--- START OF Data in this exercise ---

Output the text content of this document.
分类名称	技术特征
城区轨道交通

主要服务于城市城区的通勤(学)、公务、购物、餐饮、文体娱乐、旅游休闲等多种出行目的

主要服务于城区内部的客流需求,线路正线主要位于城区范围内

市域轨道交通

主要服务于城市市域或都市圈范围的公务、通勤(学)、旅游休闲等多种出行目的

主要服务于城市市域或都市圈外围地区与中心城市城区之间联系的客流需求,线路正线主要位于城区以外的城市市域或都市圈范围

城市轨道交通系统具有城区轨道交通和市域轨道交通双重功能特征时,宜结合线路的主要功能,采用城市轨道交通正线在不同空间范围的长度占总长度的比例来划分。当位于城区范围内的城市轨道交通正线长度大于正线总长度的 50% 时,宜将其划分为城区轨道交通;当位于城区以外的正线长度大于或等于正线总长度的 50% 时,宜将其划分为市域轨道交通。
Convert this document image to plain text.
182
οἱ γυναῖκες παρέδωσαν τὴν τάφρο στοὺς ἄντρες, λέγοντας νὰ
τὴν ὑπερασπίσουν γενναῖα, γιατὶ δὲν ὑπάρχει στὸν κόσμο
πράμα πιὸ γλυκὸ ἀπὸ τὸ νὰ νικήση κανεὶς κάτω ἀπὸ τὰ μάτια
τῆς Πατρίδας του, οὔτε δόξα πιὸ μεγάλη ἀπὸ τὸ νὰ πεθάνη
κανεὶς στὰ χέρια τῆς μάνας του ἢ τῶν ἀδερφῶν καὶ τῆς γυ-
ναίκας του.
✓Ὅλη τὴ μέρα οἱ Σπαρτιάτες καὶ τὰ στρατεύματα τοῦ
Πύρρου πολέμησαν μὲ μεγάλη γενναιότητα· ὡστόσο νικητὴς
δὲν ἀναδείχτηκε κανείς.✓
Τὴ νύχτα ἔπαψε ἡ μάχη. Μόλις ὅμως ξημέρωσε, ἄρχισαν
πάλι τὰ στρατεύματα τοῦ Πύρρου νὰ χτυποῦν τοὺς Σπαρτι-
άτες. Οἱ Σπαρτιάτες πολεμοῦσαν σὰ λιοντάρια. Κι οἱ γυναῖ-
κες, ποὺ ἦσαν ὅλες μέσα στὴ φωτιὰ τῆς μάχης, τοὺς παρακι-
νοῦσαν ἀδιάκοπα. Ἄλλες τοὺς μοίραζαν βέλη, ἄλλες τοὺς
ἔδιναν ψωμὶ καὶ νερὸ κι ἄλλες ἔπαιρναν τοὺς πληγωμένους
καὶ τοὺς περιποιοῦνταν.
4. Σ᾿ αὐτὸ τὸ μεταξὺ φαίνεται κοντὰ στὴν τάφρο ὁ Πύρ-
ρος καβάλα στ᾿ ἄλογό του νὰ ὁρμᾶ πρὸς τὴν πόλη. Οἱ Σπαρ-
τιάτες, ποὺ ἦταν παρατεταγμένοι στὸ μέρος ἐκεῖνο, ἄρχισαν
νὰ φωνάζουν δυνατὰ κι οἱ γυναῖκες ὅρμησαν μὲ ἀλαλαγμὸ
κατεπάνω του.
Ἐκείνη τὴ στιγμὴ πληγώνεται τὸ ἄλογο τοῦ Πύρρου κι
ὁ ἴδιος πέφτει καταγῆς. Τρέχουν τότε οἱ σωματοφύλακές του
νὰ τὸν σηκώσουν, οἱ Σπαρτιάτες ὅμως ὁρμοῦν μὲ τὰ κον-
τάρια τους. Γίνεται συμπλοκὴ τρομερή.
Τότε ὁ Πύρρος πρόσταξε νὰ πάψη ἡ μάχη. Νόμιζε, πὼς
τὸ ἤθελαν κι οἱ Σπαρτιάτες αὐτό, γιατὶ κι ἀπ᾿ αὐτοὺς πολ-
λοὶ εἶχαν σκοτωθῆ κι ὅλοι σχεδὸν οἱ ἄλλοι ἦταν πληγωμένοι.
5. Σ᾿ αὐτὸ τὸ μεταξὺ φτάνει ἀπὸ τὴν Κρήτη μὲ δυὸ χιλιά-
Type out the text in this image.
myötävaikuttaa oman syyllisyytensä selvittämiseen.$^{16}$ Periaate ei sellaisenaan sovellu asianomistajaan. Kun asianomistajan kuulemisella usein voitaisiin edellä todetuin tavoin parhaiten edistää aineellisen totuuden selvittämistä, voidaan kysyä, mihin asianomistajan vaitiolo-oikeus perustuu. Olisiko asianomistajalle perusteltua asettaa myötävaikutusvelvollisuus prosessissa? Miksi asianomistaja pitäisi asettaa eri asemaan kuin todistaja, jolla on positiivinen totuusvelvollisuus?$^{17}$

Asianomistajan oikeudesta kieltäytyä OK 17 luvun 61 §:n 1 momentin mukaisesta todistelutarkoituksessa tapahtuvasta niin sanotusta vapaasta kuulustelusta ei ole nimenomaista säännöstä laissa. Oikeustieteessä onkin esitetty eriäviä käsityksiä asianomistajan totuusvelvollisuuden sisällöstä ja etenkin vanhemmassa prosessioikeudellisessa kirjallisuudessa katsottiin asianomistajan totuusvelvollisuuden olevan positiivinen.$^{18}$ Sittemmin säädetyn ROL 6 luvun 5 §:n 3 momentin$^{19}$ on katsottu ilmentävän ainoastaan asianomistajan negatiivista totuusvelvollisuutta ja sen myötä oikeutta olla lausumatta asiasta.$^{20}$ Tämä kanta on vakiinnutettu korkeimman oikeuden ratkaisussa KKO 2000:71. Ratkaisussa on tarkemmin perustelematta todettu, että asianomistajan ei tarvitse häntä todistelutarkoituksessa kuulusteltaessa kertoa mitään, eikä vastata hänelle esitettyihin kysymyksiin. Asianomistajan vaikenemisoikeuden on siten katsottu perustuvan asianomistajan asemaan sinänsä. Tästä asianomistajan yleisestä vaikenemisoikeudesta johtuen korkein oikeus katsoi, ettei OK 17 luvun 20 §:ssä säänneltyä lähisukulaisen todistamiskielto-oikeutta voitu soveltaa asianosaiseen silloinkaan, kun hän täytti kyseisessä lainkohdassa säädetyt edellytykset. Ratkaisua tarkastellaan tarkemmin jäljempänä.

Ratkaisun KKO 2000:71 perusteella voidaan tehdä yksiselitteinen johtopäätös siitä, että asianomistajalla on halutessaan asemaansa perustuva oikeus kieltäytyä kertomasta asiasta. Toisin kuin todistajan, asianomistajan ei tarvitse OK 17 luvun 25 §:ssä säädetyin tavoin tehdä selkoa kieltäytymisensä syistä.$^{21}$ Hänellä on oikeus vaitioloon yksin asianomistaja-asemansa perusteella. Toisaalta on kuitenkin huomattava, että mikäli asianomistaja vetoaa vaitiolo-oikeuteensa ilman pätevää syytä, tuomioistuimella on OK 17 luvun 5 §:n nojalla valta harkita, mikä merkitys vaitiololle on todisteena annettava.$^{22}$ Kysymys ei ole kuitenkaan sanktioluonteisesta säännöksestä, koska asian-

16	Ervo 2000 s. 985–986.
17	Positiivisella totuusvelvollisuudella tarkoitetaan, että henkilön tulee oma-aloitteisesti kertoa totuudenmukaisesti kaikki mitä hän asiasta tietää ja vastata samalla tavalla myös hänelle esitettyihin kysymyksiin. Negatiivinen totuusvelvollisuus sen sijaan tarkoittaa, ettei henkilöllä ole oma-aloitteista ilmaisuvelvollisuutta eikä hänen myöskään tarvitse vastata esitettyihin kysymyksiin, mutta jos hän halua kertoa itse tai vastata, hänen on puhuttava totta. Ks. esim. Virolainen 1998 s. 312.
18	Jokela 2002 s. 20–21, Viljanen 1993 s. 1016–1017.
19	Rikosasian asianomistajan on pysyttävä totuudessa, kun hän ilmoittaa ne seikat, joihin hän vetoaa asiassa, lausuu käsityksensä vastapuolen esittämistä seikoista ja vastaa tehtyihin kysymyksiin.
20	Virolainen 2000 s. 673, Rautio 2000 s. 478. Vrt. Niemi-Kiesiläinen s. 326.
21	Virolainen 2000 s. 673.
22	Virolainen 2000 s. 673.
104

--- END OF Data in this exercise ---

• [To be done] From the entries above, extract every line where the word "document" appears.

• [Written answer]
Output the text content of this document.
Convert this document image to plain text.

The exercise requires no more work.